Provided passage:
┌────────

RJ45 https://www.apple.com/imac-pro/specs/
 
Thanks for the link. It will be a squeeze, though - especially if any bus-powered devices are in use with a Vega 64 with 16 GiB HBM2.

If you are thinking something like the 60+ W required for charging laptops over thunderbolt 3, I don't think this will be supported. This is not a requirement for TB3.

I haven't been able to figure out if the 11 TFLOP number that Apple advertises for the iMac Pro is for Vega 56 or Vega 64. Everything other spec on that page says "up to" but not for the GPU.
 
If you are thinking something like the 60+ W required for charging laptops over thunderbolt 3, I don't think this will be supported. This is not a requirement for TB3.
It does seem to be a USB-C requirement, though, to support bus-powered 3.5" drives and similar medium wattage devices.

That's assuming that the USB-C connectors are true USB-C, and not just T-Bolt3 using the C connectors.
 
It does seem to be a USB-C requirement, though, to support bus-powered 3.5" drives and similar medium wattage devices.

That's assuming that the USB-C connectors are true USB-C, and not just T-Bolt3 using the C connectors.

USB-C requirements are a subset of TB3. I'm sure there will be enough power for bus powered HDDs and SSDs.

└────────

Given exercise 1: Give the lines of the records as a JSON list of strings, one per line with blank lines left out, starting at the first line of the records and going on through the line containing "tweet-line: Valid votes- 38,599".
Given exercise 2: Take the iMac Pro port discussion further from its last post.
The discussion text and the records are unrelated to each other.

Provided data:
┌────────

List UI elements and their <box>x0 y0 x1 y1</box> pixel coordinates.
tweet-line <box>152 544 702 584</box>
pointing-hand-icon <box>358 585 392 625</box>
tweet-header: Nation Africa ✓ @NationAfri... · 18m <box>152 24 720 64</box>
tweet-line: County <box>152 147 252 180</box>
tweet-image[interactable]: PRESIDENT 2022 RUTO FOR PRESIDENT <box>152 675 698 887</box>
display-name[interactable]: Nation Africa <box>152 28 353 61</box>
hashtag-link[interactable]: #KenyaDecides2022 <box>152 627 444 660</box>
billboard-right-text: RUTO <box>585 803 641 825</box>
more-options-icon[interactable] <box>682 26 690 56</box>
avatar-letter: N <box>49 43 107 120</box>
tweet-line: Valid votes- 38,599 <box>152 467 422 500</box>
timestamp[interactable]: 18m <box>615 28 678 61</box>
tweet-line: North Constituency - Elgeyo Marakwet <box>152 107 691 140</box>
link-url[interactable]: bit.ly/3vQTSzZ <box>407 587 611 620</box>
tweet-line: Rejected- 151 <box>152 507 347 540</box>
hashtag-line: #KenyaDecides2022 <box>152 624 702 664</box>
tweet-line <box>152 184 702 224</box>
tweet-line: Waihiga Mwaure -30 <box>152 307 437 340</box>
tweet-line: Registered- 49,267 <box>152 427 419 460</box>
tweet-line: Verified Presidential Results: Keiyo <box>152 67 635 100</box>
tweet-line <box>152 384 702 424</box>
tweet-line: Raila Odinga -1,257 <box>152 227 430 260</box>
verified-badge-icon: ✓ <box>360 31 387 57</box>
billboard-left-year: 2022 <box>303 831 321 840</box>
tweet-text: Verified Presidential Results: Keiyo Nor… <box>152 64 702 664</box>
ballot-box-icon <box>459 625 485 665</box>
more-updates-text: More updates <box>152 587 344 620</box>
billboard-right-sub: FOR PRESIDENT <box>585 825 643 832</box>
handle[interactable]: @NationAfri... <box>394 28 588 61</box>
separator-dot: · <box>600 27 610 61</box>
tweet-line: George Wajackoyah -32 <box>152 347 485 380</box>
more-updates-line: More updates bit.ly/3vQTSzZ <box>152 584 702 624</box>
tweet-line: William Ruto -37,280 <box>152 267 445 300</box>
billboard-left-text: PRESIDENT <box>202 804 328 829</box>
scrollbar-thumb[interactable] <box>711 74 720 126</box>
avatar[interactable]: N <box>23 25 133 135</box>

└────────

Task result 1:
[
  "List UI elements and their <box>x0 y0 x1 y1</box> pixel coordinates.",
  "tweet-line <box>152 544 702 584</box>",
  "pointing-hand-icon <box>358 585 392 625</box>",
  "tweet-header: Nation Africa ✓ @NationAfri... · 18m <box>152 24 720 64</box>",
  "tweet-line: County <box>152 147 252 180</box>",
  "tweet-image[interactable]: PRESIDENT 2022 RUTO FOR PRESIDENT <box>152 675 698 887</box>",
  "display-name[interactable]: Nation Africa <box>152 28 353 61</box>",
  "hashtag-link[interactable]: #KenyaDecides2022 <box>152 627 444 660</box>",
  "billboard-right-text: RUTO <box>585 803 641 825</box>",
  "more-options-icon[interactable] <box>682 26 690 56</box>",
  "avatar-letter: N <box>49 43 107 120</box>",
  "tweet-line: Valid votes- 38,599 <box>152 467 422 500</box>"
]

Task result 2:
Since we seem to be obsessed about compute performance, don't forget that this is coming very soon:

http://www.anandtech.com/show/11559...ces-pcie-tesla-v100-available-later-this-year

30 TFLOPs of FP16, 15 TFLOPs of FP32 raw computing power. Oh, and 120 TFLOPs for deep learning, just as icing on the cake. Given how late Vega is, that's the real competition at the high end, and Vega has come up short.

I was going to respond to the "graphics workloads in professional applications are actually compute" comment, but it's so laughably false that I won't bother. If you are rendering triangles, then it's a graphics pipeline. If you are running a compute kernel, then it's compute. This is not rocket science.

If you think we can get our hands on that beast for less than $3k, I want to live in your world! LOL
[doublepost=1501868807][/doublepost]You guys have seen this video, correct? I believe this is what Koyoot is arguing. Give the drivers and Bios's time to mature. AMD is NOTORIOUS for having horrendous drivers at launch. I for one, would love for to see Vega improve over time. I plan to purchase one for an eGPU box for my son and I believe this will be the card shipping with Apple's modular Mac. I DO, however, hope that modular means PCIe slots because I'd like to also be able to put a GTX 1080 in my Mac as well. Why because choice is king.

 
If you think we can get our hands on that beast for less than $3k, I want to live in your world! LOL

Consumer volta is not going to be far behind. Its reasonable that GV102/Titan V/GTX 2080 Ti could be a 15+ TFLOP card given that GP102 is only a 470 mm2 die and they could probably get up to 600 mm2.
 
If you think we can get our hands on that beast for less than $3k, I want to live in your world! LOL
[doublepost=1501868807][/doublepost]You guys have seen this video, correct? I believe this is what Koyoot is arguing. Give the drivers and Bios's time to mature. AMD is NOTORIOUS for having horrendous drivers at launch. I for one, would love for to see Vega improve over time. I plan to purchase one for an eGPU box for my son and I believe this will be the card shipping with Apple's modular Mac. I DO, however, hope that modular means PCIe slots because I'd like to also be able to put a GTX 1080 in my Mac as well. Why because choice is king.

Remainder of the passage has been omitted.